• What you are asked to do: According to the abstract, which three atoms does the sodium cation bind to in all structures present in the experiments?

• Extract:
↓↓↓

Influence of Sodium Cationization versus Protonation on the Gas-Phase Conformations and Glycosidic Bond Stabilities of 2'-Deoxyadenosine and Adenosine.

Abstract

The influence of noncovalent interactions with a sodium cation on the gas-phase structures and N-glycosidic bond stabilities of 2'-deoxyadenosine (dAdo) and adenosine (Ado), [dAdo+Na](+) and [Ado+Na](+), are probed via infrared multiple photon dissociation (IRMPD) action spectroscopy and energy-resolved collision-induced dissociation (ER-CID) experiments. ER-CID experiments are also performed on the protonated forms of these nucleosides, [dAdo+H](+) and [Ado+H](+), for comparison purposes. Complementary electronic structure calculations are performed to determine the structures and relative stabilities of the stable low-energy conformations of the sodium cationized nucleoside complexes and to predict their IR spectra. Comparison between the measured IRMPD action spectra and calculated IR spectra enables the conformations of the sodium cationized nucleosides present in the experiments to be elucidated. The influence of sodium cationization versus protonation on the structures and IR spectra is elucidated by comparison to IRMPD and theoretical results previously reported for the protonated forms of these nucleosides. The influence of sodium cationization versus protonation on the glycosidic bond stability of the adenine nucleosides is determined by comparison of the ER-CID behavior of these systems. All structures present in the experiments are found to involve tridentate binding of Na(+) to the N3, O4', and O5' atoms forming favorable 5- and 6-membered chelation rings, which requires that adenine rotate to a syn configuration. This mode of sodium cation binding results in moderate flexibility of the sugar moiety such that the sugar puckering of the conformations present varies between C2'-endo and O4'-endo. Sodium cationization is found to be less effective toward activating the N-glycosidic bond than protonation for both dAdo and Ado. Both the IRMPD yields and ER-CID behavior indicate that the 2'-hydroxyl substituent of Ado stabilizes the N-glycosidic bond relative to that of dAdo.

↑↑↑

• The data:
↓↓↓

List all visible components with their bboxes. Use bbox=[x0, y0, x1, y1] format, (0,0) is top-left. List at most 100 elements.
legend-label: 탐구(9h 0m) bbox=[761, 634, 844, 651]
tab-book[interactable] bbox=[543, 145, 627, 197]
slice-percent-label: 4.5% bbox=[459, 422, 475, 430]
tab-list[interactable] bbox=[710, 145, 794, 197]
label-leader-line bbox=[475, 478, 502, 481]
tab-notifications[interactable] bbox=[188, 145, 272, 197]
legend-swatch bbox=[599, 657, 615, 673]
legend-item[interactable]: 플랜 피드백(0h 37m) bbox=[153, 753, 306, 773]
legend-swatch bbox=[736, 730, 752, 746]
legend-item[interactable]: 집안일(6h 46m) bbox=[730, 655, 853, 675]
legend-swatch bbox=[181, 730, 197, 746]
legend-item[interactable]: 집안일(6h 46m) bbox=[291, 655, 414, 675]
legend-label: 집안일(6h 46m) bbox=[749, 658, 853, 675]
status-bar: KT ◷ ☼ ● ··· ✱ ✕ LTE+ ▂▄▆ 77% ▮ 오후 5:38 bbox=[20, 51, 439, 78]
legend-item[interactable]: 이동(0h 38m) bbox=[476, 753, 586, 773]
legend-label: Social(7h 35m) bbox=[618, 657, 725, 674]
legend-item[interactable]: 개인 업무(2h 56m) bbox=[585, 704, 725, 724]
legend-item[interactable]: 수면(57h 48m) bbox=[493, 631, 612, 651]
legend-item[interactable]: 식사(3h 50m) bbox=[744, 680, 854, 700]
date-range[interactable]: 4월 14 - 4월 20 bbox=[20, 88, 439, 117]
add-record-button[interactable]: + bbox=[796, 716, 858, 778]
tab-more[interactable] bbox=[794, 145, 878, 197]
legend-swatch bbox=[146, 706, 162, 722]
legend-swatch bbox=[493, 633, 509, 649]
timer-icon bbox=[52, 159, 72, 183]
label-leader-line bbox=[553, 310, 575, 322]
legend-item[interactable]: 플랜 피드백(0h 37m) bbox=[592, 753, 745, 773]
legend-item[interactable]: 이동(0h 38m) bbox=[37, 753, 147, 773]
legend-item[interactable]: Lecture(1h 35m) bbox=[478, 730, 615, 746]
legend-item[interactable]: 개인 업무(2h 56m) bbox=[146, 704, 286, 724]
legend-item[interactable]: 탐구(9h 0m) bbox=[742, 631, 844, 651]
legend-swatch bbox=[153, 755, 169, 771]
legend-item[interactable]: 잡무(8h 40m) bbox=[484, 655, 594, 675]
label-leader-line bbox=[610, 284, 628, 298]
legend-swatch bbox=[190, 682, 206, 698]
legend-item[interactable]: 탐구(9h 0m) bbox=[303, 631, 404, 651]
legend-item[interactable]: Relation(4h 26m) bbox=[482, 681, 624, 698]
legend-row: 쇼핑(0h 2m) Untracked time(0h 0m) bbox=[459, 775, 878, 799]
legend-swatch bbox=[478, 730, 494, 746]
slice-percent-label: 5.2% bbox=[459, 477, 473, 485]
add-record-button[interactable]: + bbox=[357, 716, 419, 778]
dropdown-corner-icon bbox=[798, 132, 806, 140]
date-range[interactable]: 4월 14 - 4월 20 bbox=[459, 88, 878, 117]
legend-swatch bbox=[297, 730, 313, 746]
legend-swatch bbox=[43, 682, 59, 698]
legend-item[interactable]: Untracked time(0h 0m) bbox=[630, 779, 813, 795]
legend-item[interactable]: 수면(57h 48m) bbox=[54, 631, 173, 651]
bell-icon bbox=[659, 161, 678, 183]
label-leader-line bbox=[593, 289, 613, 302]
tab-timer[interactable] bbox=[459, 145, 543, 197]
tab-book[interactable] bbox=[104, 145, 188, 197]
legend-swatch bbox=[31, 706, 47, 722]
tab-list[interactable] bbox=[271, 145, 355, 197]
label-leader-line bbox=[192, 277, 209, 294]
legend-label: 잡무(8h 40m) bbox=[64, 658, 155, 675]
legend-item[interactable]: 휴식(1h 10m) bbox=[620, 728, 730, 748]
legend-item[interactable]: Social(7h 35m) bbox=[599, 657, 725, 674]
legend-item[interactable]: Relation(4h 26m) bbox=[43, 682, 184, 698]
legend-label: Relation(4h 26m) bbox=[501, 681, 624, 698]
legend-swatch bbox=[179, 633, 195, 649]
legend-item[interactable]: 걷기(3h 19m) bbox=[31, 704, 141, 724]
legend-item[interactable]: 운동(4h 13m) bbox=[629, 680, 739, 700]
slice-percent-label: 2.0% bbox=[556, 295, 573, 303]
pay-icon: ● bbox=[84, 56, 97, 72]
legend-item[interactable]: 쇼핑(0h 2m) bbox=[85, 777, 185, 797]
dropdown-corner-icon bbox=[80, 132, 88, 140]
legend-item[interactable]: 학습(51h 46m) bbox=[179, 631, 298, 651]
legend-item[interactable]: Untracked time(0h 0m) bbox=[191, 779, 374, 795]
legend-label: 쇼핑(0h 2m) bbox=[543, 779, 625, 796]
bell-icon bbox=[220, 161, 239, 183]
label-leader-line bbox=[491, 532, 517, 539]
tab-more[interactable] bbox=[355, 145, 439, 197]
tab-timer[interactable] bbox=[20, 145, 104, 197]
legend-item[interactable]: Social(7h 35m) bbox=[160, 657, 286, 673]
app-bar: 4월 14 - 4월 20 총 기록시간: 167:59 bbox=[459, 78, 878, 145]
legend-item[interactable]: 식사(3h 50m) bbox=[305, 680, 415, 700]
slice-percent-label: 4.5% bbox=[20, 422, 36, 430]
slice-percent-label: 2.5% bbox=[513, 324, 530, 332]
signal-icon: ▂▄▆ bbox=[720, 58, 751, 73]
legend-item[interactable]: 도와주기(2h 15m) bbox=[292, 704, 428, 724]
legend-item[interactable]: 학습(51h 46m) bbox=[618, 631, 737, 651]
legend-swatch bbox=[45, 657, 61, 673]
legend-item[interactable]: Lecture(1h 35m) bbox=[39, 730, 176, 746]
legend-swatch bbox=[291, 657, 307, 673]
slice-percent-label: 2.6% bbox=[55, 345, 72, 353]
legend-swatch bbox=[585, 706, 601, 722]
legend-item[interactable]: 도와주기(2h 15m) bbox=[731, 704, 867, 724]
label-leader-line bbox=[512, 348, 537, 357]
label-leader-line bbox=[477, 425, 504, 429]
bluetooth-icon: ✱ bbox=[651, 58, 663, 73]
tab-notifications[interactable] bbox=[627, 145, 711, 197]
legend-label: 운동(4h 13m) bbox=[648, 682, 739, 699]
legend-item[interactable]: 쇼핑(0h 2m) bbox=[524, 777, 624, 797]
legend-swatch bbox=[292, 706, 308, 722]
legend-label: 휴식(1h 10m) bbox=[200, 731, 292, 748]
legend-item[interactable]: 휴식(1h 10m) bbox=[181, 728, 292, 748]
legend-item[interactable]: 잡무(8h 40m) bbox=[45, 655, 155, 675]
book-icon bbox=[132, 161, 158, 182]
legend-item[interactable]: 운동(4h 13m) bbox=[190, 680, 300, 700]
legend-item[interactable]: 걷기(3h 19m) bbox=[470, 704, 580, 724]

↑↑↑

• Written response: N3, O4', and O5'